## begin

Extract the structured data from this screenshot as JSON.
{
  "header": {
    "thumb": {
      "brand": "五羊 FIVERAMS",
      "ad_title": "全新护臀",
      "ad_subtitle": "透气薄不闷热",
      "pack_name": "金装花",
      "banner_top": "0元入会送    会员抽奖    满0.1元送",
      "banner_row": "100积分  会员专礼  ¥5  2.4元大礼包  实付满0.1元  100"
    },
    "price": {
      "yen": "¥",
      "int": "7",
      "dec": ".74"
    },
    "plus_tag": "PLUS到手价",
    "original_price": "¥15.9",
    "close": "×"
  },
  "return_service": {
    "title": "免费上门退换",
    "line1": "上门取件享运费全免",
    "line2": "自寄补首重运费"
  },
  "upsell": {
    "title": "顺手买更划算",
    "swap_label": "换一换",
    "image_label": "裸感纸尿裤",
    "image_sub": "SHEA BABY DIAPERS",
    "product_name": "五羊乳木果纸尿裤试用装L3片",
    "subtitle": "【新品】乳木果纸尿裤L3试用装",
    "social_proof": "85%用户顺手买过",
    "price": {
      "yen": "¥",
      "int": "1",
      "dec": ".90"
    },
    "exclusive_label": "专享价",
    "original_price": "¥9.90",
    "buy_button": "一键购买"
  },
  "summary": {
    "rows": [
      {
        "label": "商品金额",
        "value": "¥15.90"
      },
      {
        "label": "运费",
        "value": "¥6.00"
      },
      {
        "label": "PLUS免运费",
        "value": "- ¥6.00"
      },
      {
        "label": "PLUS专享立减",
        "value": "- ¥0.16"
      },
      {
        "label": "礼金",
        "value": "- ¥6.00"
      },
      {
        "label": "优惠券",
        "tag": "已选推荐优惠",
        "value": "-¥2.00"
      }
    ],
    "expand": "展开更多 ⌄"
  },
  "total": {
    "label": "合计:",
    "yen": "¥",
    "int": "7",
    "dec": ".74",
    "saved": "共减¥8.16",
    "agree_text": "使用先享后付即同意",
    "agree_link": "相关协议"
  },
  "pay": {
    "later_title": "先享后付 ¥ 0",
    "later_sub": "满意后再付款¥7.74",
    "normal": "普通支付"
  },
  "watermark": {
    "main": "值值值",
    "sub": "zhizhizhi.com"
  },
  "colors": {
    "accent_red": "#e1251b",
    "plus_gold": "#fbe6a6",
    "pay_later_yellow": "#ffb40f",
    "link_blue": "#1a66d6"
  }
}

## end

## PROBLEM DETAILS
Please repeat all the records above exactly as they appear.

## SOLVED PROBLEM
Extract the structured data from this screenshot as JSON.
{
  "header": {
    "thumb": {
      "brand": "五羊 FIVERAMS",
      "ad_title": "全新护臀",
      "ad_subtitle": "透气薄不闷热",
      "pack_name": "金装花",
      "banner_top": "0元入会送    会员抽奖    满0.1元送",
      "banner_row": "100积分  会员专礼  ¥5  2.4元大礼包  实付满0.1元  100"
    },
    "price": {
      "yen": "¥",
      "int": "7",
      "dec": ".74"
    },
    "plus_tag": "PLUS到手价",
    "original_price": "¥15.9",
    "close": "×"
  },
  "return_service": {
    "title": "免费上门退换",
    "line1": "上门取件享运费全免",
    "line2": "自寄补首重运费"
  },
  "upsell": {
    "title": "顺手买更划算",
    "swap_label": "换一换",
    "image_label": "裸感纸尿裤",
    "image_sub": "SHEA BABY DIAPERS",
    "product_name": "五羊乳木果纸尿裤试用装L3片",
    "subtitle": "【新品】乳木果纸尿裤L3试用装",
    "social_proof": "85%用户顺手买过",
    "price": {
      "yen": "¥",
      "int": "1",
      "dec": ".90"
    },
    "exclusive_label": "专享价",
    "original_price": "¥9.90",
    "buy_button": "一键购买"
  },
  "summary": {
    "rows": [
      {
        "label": "商品金额",
        "value": "¥15.90"
      },
      {
        "label": "运费",
        "value": "¥6.00"
      },
      {
        "label": "PLUS免运费",
        "value": "- ¥6.00"
      },
      {
        "label": "PLUS专享立减",
        "value": "- ¥0.16"
      },
      {
        "label": "礼金",
        "value": "- ¥6.00"
      },
      {
        "label": "优惠券",
        "tag": "已选推荐优惠",
        "value": "-¥2.00"
      }
    ],
    "expand": "展开更多 ⌄"
  },
  "total": {
    "label": "合计:",
    "yen": "¥",
    "int": "7",
    "dec": ".74",
    "saved": "共减¥8.16",
    "agree_text": "使用先享后付即同意",
    "agree_link": "相关协议"
  },
  "pay": {
    "later_title": "先享后付 ¥ 0",
    "later_sub": "满意后再付款¥7.74",
    "normal": "普通支付"
  },
  "watermark": {
    "main": "值值值",
    "sub": "zhizhizhi.com"
  },
  "colors": {
    "accent_red": "#e1251b",
    "plus_gold": "#fbe6a6",
    "pay_later_yellow": "#ffb40f",
    "link_blue": "#1a66d6"
  }
}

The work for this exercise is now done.